TASK TO CARRY OUT: From the listing below, tally the lines that include "ثالث". Return only the total.

PROVIDED ENTRIES:
────────────────────────────────────────

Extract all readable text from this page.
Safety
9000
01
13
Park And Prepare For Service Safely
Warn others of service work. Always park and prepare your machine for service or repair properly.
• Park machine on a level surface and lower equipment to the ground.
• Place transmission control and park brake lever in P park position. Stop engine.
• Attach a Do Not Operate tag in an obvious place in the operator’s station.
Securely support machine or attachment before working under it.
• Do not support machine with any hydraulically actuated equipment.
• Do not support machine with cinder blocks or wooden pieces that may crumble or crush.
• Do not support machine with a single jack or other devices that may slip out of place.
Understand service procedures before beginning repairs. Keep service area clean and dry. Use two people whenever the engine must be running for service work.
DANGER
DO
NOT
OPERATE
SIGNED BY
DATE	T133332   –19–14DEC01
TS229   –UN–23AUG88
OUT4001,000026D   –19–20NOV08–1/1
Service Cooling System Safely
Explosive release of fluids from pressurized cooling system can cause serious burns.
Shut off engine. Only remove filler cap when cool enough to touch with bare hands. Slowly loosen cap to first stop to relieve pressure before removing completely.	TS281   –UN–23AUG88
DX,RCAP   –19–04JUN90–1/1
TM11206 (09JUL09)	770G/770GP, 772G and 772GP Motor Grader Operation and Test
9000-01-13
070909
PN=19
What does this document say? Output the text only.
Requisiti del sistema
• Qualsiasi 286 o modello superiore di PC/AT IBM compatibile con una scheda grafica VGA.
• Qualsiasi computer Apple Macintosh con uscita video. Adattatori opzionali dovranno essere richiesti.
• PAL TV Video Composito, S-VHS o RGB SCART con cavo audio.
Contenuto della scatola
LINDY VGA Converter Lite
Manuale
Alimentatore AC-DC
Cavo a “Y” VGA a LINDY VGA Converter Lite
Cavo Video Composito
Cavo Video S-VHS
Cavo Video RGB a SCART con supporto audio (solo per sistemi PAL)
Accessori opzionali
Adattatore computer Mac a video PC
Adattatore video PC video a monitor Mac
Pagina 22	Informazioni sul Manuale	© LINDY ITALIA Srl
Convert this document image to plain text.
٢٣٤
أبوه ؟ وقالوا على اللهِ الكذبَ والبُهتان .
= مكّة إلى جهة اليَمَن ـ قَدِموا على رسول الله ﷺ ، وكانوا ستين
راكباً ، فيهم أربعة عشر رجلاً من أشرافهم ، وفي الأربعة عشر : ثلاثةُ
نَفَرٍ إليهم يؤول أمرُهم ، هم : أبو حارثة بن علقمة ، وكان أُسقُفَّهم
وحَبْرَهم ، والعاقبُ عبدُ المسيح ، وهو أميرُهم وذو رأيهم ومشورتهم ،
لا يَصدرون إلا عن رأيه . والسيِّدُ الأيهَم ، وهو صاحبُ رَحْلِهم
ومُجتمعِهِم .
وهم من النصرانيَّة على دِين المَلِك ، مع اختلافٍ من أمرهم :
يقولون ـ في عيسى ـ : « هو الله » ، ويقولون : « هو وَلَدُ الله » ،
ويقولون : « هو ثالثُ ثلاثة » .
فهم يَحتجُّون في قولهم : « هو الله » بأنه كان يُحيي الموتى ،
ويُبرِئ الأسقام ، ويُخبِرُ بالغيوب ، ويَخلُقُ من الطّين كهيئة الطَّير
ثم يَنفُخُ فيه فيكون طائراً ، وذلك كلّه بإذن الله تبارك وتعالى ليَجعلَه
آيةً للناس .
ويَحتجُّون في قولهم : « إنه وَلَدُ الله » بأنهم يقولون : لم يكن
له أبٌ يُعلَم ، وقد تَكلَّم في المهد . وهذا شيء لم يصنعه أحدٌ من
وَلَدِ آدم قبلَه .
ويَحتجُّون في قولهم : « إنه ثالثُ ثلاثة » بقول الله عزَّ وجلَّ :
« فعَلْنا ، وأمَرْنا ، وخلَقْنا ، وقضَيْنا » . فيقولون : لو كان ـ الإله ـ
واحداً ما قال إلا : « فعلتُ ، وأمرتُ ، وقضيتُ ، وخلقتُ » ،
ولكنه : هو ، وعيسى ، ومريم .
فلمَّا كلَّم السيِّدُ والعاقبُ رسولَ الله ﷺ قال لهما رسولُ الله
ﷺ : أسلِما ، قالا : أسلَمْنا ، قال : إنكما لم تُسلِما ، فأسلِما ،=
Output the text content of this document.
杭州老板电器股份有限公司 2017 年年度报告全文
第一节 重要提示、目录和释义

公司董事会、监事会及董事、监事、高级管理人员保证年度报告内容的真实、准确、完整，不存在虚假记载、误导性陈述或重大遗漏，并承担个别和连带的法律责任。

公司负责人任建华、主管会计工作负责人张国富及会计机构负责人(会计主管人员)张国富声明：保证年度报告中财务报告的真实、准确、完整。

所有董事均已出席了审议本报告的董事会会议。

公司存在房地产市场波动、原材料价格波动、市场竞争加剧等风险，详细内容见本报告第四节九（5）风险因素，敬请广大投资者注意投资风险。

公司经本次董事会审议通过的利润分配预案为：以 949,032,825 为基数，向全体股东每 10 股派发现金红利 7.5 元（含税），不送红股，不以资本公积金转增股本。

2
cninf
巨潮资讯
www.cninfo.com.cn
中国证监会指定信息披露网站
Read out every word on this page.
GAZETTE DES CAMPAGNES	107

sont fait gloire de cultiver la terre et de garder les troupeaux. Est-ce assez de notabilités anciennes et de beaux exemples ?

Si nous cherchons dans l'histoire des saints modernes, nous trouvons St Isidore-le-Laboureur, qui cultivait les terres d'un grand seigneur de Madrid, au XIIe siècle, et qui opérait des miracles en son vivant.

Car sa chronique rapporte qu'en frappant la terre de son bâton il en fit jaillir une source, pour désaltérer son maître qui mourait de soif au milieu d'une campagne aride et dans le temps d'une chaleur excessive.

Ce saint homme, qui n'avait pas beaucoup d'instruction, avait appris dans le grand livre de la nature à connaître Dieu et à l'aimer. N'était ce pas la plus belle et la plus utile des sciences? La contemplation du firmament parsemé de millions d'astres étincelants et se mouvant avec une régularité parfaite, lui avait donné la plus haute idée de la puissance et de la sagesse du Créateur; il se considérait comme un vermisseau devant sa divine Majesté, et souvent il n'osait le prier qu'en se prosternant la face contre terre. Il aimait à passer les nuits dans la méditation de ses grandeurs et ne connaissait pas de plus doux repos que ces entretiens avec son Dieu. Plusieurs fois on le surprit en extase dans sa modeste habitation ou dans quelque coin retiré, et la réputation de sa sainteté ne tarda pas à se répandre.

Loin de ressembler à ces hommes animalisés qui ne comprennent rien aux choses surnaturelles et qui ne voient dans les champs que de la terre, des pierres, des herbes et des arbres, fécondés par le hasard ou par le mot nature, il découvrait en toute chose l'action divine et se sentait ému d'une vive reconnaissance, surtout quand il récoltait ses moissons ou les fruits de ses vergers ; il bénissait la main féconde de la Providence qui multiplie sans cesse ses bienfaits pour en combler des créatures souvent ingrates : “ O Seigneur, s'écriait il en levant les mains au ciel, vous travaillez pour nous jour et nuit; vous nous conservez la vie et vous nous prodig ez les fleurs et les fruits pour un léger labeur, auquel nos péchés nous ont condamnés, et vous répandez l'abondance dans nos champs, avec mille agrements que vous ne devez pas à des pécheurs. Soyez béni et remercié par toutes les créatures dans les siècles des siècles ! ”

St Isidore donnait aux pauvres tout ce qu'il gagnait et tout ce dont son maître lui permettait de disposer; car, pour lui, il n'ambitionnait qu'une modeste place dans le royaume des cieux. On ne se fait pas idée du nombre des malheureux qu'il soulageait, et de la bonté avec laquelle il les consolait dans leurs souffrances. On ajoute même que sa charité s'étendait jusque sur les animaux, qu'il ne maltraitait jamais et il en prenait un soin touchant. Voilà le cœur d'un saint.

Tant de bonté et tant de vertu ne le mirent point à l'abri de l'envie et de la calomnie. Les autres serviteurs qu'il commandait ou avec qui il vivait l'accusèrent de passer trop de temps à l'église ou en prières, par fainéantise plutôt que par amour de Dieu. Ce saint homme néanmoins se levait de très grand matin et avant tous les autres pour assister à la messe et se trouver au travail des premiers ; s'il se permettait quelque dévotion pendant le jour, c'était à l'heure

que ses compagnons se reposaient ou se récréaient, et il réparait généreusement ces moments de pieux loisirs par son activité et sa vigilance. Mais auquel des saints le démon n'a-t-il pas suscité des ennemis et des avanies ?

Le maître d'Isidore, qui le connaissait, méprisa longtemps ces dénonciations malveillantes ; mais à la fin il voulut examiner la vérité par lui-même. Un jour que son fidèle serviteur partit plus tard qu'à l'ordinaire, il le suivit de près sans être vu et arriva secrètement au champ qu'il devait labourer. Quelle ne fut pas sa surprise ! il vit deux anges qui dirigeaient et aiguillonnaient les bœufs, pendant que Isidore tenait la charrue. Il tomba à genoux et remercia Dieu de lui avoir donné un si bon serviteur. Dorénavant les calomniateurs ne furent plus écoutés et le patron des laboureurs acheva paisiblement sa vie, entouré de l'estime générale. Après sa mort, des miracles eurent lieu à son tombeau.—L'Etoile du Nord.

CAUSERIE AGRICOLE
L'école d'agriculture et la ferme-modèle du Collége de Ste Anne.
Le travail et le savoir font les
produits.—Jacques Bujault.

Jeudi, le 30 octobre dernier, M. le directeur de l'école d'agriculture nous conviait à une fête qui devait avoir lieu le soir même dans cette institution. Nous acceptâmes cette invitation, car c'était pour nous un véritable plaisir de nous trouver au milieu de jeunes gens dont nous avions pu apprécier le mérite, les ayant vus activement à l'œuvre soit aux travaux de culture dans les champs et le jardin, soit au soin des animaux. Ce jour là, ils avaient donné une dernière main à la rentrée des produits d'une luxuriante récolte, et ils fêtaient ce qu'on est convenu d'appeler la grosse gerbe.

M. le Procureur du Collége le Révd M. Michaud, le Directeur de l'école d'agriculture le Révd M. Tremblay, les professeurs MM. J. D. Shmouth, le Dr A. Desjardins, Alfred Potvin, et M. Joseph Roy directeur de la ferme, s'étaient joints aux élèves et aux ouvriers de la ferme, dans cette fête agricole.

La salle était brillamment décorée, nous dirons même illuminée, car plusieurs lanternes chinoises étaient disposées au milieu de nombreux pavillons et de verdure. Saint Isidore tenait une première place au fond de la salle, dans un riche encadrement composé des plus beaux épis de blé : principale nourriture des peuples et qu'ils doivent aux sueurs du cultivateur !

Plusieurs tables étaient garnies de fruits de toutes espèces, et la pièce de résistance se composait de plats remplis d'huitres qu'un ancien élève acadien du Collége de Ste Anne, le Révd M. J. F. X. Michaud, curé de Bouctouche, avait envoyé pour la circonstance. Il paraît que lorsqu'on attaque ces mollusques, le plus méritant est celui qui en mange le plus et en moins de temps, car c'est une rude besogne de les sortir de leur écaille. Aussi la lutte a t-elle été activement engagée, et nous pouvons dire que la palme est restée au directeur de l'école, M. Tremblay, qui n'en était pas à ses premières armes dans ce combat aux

────────────────────────────────────────

FINISHED ANSWER: 2